■ WHAT THE TASK REQUIRES: All the data should be repeated exactly. Any image in it is left out.
# start of DATA FOR THE TASK
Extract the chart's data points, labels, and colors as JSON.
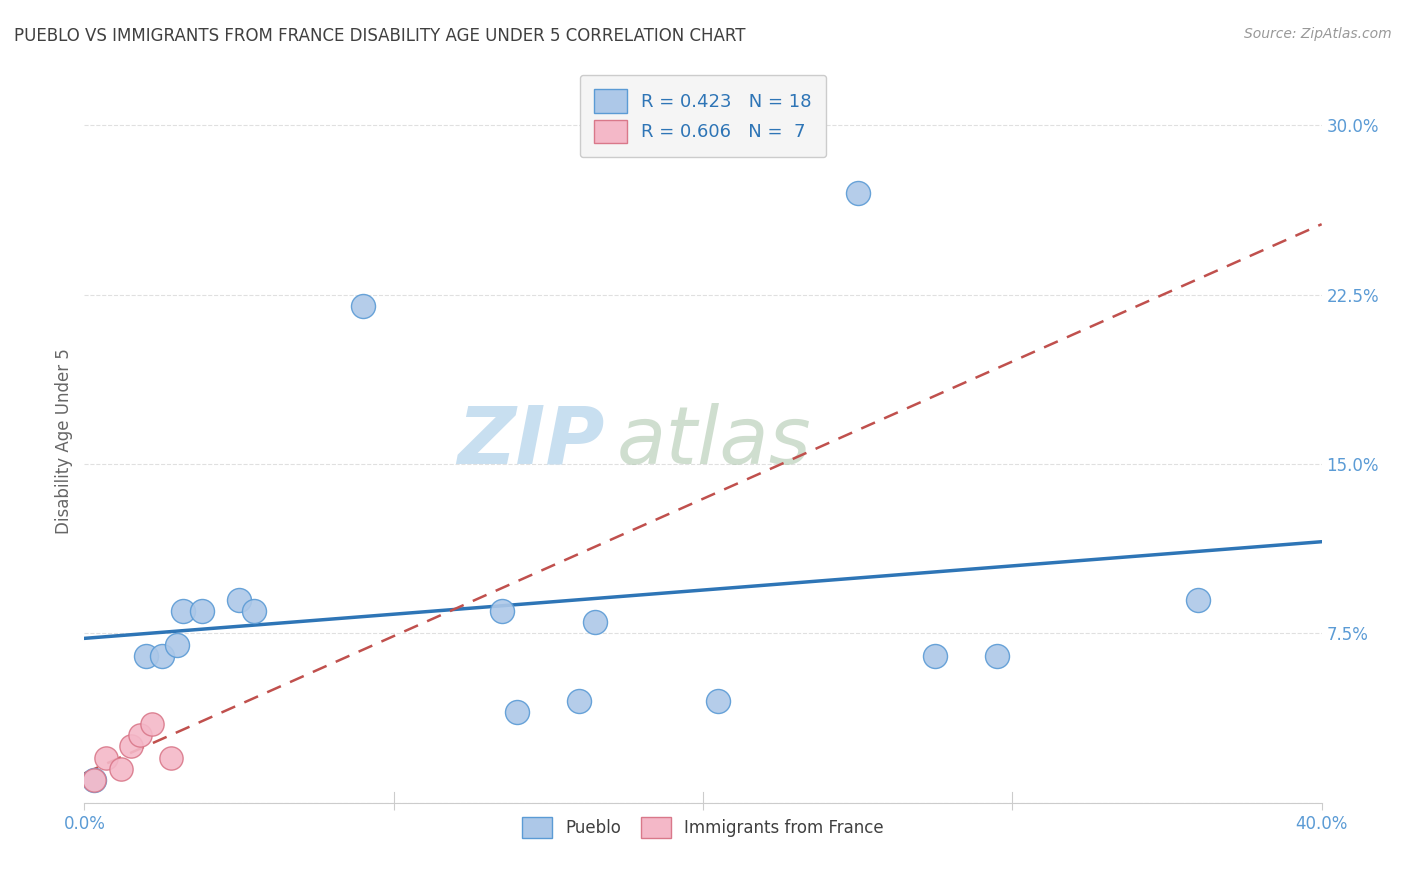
{
  "title": "PUEBLO VS IMMIGRANTS FROM FRANCE DISABILITY AGE UNDER 5 CORRELATION CHART",
  "source": "Source: ZipAtlas.com",
  "ylabel": "Disability Age Under 5",
  "xlim": [
    0.0,
    0.4
  ],
  "ylim": [
    0.0,
    0.32
  ],
  "xticks": [
    0.0,
    0.1,
    0.2,
    0.3,
    0.4
  ],
  "xticklabels": [
    "0.0%",
    "",
    "",
    "",
    "40.0%"
  ],
  "yticks": [
    0.0,
    0.075,
    0.15,
    0.225,
    0.3
  ],
  "yticklabels": [
    "",
    "7.5%",
    "15.0%",
    "22.5%",
    "30.0%"
  ],
  "pueblo_color": "#adc8e8",
  "pueblo_edge_color": "#5b9bd5",
  "france_color": "#f4b8c8",
  "france_edge_color": "#d9788a",
  "trend_pueblo_color": "#2e75b6",
  "trend_france_color": "#c0504d",
  "pueblo_R": 0.423,
  "pueblo_N": 18,
  "france_R": 0.606,
  "france_N": 7,
  "pueblo_x": [
    0.003,
    0.02,
    0.025,
    0.03,
    0.032,
    0.038,
    0.05,
    0.055,
    0.09,
    0.135,
    0.16,
    0.165,
    0.205,
    0.25,
    0.275,
    0.295,
    0.36,
    0.14
  ],
  "pueblo_y": [
    0.01,
    0.065,
    0.065,
    0.07,
    0.085,
    0.085,
    0.09,
    0.085,
    0.22,
    0.085,
    0.045,
    0.08,
    0.045,
    0.27,
    0.065,
    0.065,
    0.09,
    0.04
  ],
  "france_x": [
    0.003,
    0.007,
    0.012,
    0.015,
    0.018,
    0.022,
    0.028
  ],
  "france_y": [
    0.01,
    0.02,
    0.015,
    0.025,
    0.03,
    0.035,
    0.02
  ],
  "watermark_zip": "ZIP",
  "watermark_atlas": "atlas",
  "grid_color": "#e0e0e0",
  "tick_color": "#5b9bd5",
  "title_color": "#404040",
  "axis_label_color": "#666666",
  "legend_facecolor": "#f5f5f5",
  "legend_edgecolor": "#cccccc",
  "bottom_legend_labels": [
    "Pueblo",
    "Immigrants from France"
  ]
}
# end of DATA FOR THE TASK
■ RESPONSE TO THE TASK:
Extract the chart's data points, labels, and colors as JSON.
{
  "title": "PUEBLO VS IMMIGRANTS FROM FRANCE DISABILITY AGE UNDER 5 CORRELATION CHART",
  "source": "Source: ZipAtlas.com",
  "ylabel": "Disability Age Under 5",
  "xlim": [
    0.0,
    0.4
  ],
  "ylim": [
    0.0,
    0.32
  ],
  "xticks": [
    0.0,
    0.1,
    0.2,
    0.3,
    0.4
  ],
  "xticklabels": [
    "0.0%",
    "",
    "",
    "",
    "40.0%"
  ],
  "yticks": [
    0.0,
    0.075,
    0.15,
    0.225,
    0.3
  ],
  "yticklabels": [
    "",
    "7.5%",
    "15.0%",
    "22.5%",
    "30.0%"
  ],
  "pueblo_color": "#adc8e8",
  "pueblo_edge_color": "#5b9bd5",
  "france_color": "#f4b8c8",
  "france_edge_color": "#d9788a",
  "trend_pueblo_color": "#2e75b6",
  "trend_france_color": "#c0504d",
  "pueblo_R": 0.423,
  "pueblo_N": 18,
  "france_R": 0.606,
  "france_N": 7,
  "pueblo_x": [
    0.003,
    0.02,
    0.025,
    0.03,
    0.032,
    0.038,
    0.05,
    0.055,
    0.09,
    0.135,
    0.16,
    0.165,
    0.205,
    0.25,
    0.275,
    0.295,
    0.36,
    0.14
  ],
  "pueblo_y": [
    0.01,
    0.065,
    0.065,
    0.07,
    0.085,
    0.085,
    0.09,
    0.085,
    0.22,
    0.085,
    0.045,
    0.08,
    0.045,
    0.27,
    0.065,
    0.065,
    0.09,
    0.04
  ],
  "france_x": [
    0.003,
    0.007,
    0.012,
    0.015,
    0.018,
    0.022,
    0.028
  ],
  "france_y": [
    0.01,
    0.02,
    0.015,
    0.025,
    0.03,
    0.035,
    0.02
  ],
  "watermark_zip": "ZIP",
  "watermark_atlas": "atlas",
  "grid_color": "#e0e0e0",
  "tick_color": "#5b9bd5",
  "title_color": "#404040",
  "axis_label_color": "#666666",
  "legend_facecolor": "#f5f5f5",
  "legend_edgecolor": "#cccccc",
  "bottom_legend_labels": [
    "Pueblo",
    "Immigrants from France"
  ]
}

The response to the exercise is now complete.